Problem:
Reproduce the lines of the material exactly, excluding every image.

Records to process:
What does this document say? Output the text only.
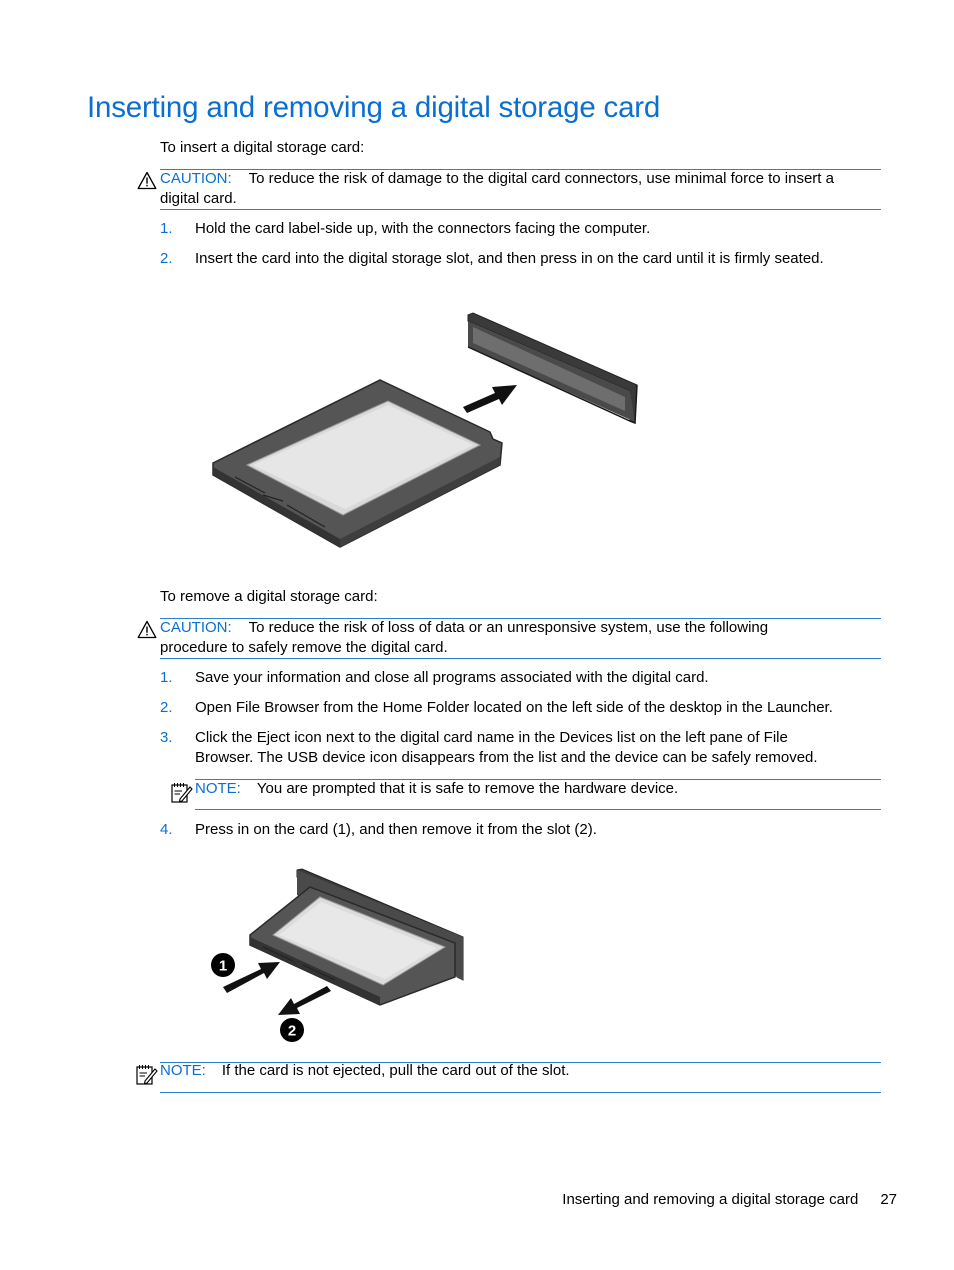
Inserting and removing a digital storage card
To insert a digital storage card:
CAUTION: To reduce the risk of damage to the digital card connectors, use minimal force to insert a
digital card.
1. Hold the card label-side up, with the connectors facing the computer.
2. Insert the card into the digital storage slot, and then press in on the card until it is firmly seated.
To remove a digital storage card:
CAUTION: To reduce the risk of loss of data or an unresponsive system, use the following
procedure to safely remove the digital card.
1. Save your information and close all programs associated with the digital card.
2. Open File Browser from the Home Folder located on the left side of the desktop in the Launcher.
3. Click the Eject icon next to the digital card name in the Devices list on the left pane of File
Browser. The USB device icon disappears from the list and the device can be safely removed.
NOTE: You are prompted that it is safe to remove the hardware device.
4. Press in on the card (1), and then remove it from the slot (2).
1
2
NOTE: If the card is not ejected, pull the card out of the slot.
Inserting and removing a digital storage card 27
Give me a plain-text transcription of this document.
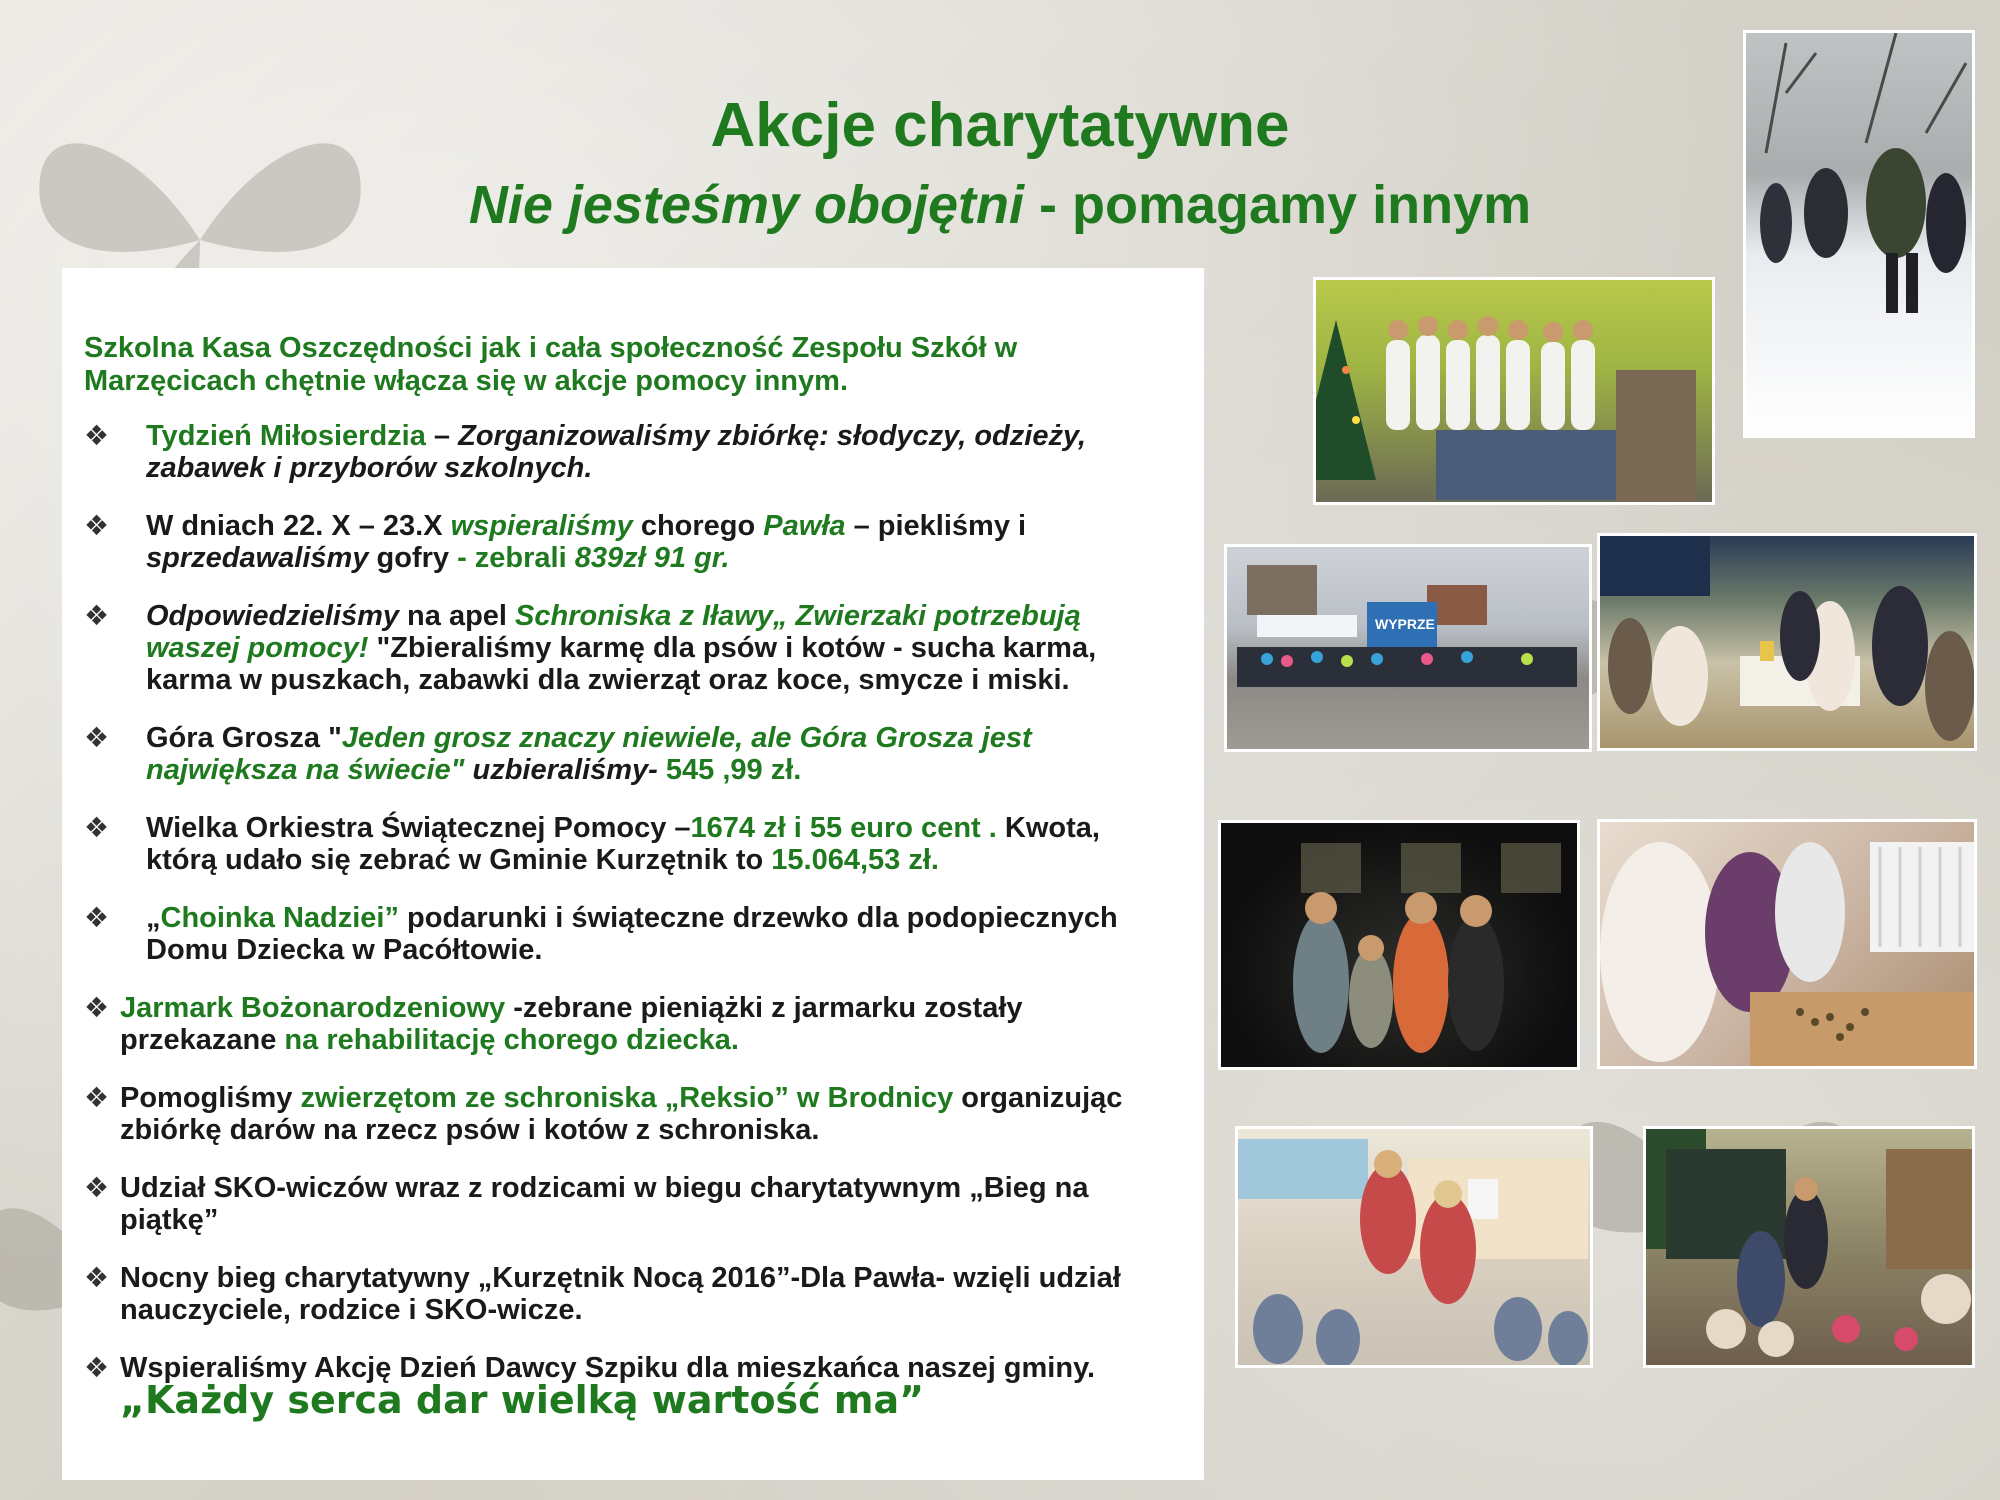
Akcje charytatywne
Nie jesteśmy obojętni - pomagamy innym

Szkolna Kasa Oszczędności jak i cała społeczność Zespołu Szkół w Marzęcicach chętnie włącza się w akcje pomocy innym.

❖	Tydzień Miłosierdzia – Zorganizowaliśmy zbiórkę: słodyczy, odzieży, zabawek i przyborów szkolnych.
❖	W dniach 22. X – 23.X wspieraliśmy chorego Pawła – piekliśmy i sprzedawaliśmy gofry - zebrali 839zł 91 gr.
❖	Odpowiedzieliśmy na apel Schroniska z Iławy„ Zwierzaki potrzebują waszej pomocy! "Zbieraliśmy karmę dla psów i kotów - sucha karma, karma w puszkach, zabawki dla zwierząt oraz koce, smycze i miski.
❖	Góra Grosza "Jeden grosz znaczy niewiele, ale Góra Grosza jest największa na świecie" uzbieraliśmy- 545 ,99 zł.
❖	Wielka Orkiestra Świątecznej Pomocy –1674 zł i 55 euro cent . Kwota, którą udało się zebrać w Gminie Kurzętnik to 15.064,53 zł.
❖	„Choinka Nadziei” podarunki i świąteczne drzewko dla podopiecznych Domu Dziecka w Pacółtowie.
❖ Jarmark Bożonarodzeniowy -zebrane pieniążki z jarmarku zostały przekazane na rehabilitację chorego dziecka.
❖ Pomogliśmy zwierzętom ze schroniska „Reksio” w Brodnicy organizując zbiórkę darów na rzecz psów i kotów z schroniska.
❖ Udział SKO-wiczów wraz z rodzicami w biegu charytatywnym „Bieg na piątkę”
❖ Nocny bieg charytatywny „Kurzętnik Nocą 2016”-Dla Pawła- wzięli udział nauczyciele, rodzice i SKO-wicze.
❖ Wspieraliśmy Akcję Dzień Dawcy Szpiku dla mieszkańca naszej gminy. „Każdy serca dar wielką wartość ma”
WYPRZE
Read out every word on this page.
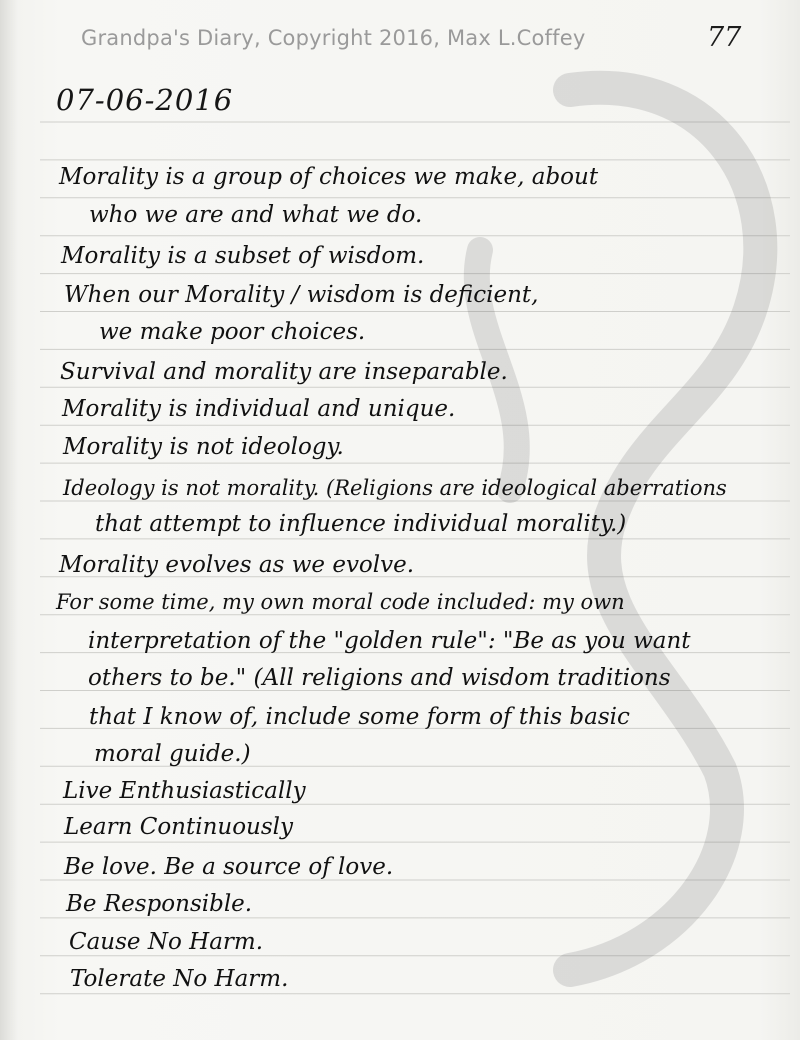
Grandpa's Diary, Copyright 2016, Max L.Coffey	77
07-06-2016
Morality is a group of choices we make, about
who we are and what we do.
Morality is a subset of wisdom.
When our Morality / wisdom is deficient,
we make poor choices.
Survival and morality are inseparable.
Morality is individual and unique.
Morality is not ideology.
Ideology is not morality. (Religions are ideological aberrations
that attempt to influence individual morality.)
Morality evolves as we evolve.
For some time, my own moral code included: my own
interpretation of the "golden rule": "Be as you want
others to be." (All religions and wisdom traditions
that I know of, include some form of this basic
moral guide.)
Live Enthusiastically
Learn Continuously
Be love. Be a source of love.
Be Responsible.
Cause No Harm.
Tolerate No Harm.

Result below:
What does this document say? Output the text only.
Inserting and removing a digital storage card
To insert a digital storage card:
CAUTION: To reduce the risk of damage to the digital card connectors, use minimal force to insert a
digital card.
1. Hold the card label-side up, with the connectors facing the computer.
2. Insert the card into the digital storage slot, and then press in on the card until it is firmly seated.
To remove a digital storage card:
CAUTION: To reduce the risk of loss of data or an unresponsive system, use the following
procedure to safely remove the digital card.
1. Save your information and close all programs associated with the digital card.
2. Open File Browser from the Home Folder located on the left side of the desktop in the Launcher.
3. Click the Eject icon next to the digital card name in the Devices list on the left pane of File
Browser. The USB device icon disappears from the list and the device can be safely removed.
NOTE: You are prompted that it is safe to remove the hardware device.
4. Press in on the card (1), and then remove it from the slot (2).
1
2
NOTE: If the card is not ejected, pull the card out of the slot.
Inserting and removing a digital storage card 27
Give me a plain-text transcription of this document.
Akcje charytatywne
Nie jesteśmy obojętni - pomagamy innym

Szkolna Kasa Oszczędności jak i cała społeczność Zespołu Szkół w Marzęcicach chętnie włącza się w akcje pomocy innym.

❖	Tydzień Miłosierdzia – Zorganizowaliśmy zbiórkę: słodyczy, odzieży, zabawek i przyborów szkolnych.
❖	W dniach 22. X – 23.X wspieraliśmy chorego Pawła – piekliśmy i sprzedawaliśmy gofry - zebrali 839zł 91 gr.
❖	Odpowiedzieliśmy na apel Schroniska z Iławy„ Zwierzaki potrzebują waszej pomocy! "Zbieraliśmy karmę dla psów i kotów - sucha karma, karma w puszkach, zabawki dla zwierząt oraz koce, smycze i miski.
❖	Góra Grosza "Jeden grosz znaczy niewiele, ale Góra Grosza jest największa na świecie" uzbieraliśmy- 545 ,99 zł.
❖	Wielka Orkiestra Świątecznej Pomocy –1674 zł i 55 euro cent . Kwota, którą udało się zebrać w Gminie Kurzętnik to 15.064,53 zł.
❖	„Choinka Nadziei” podarunki i świąteczne drzewko dla podopiecznych Domu Dziecka w Pacółtowie.
❖ Jarmark Bożonarodzeniowy -zebrane pieniążki z jarmarku zostały przekazane na rehabilitację chorego dziecka.
❖ Pomogliśmy zwierzętom ze schroniska „Reksio” w Brodnicy organizując zbiórkę darów na rzecz psów i kotów z schroniska.
❖ Udział SKO-wiczów wraz z rodzicami w biegu charytatywnym „Bieg na piątkę”
❖ Nocny bieg charytatywny „Kurzętnik Nocą 2016”-Dla Pawła- wzięli udział nauczyciele, rodzice i SKO-wicze.
❖ Wspieraliśmy Akcję Dzień Dawcy Szpiku dla mieszkańca naszej gminy. „Każdy serca dar wielką wartość ma”
WYPRZE
Read out every word on this page.
Grandpa's Diary, Copyright 2016, Max L.Coffey	77
07-06-2016
Morality is a group of choices we make, about
who we are and what we do.
Morality is a subset of wisdom.
When our Morality / wisdom is deficient,
we make poor choices.
Survival and morality are inseparable.
Morality is individual and unique.
Morality is not ideology.
Ideology is not morality. (Religions are ideological aberrations
that attempt to influence individual morality.)
Morality evolves as we evolve.
For some time, my own moral code included: my own
interpretation of the "golden rule": "Be as you want
others to be." (All religions and wisdom traditions
that I know of, include some form of this basic
moral guide.)
Live Enthusiastically
Learn Continuously
Be love. Be a source of love.
Be Responsible.
Cause No Harm.
Tolerate No Harm.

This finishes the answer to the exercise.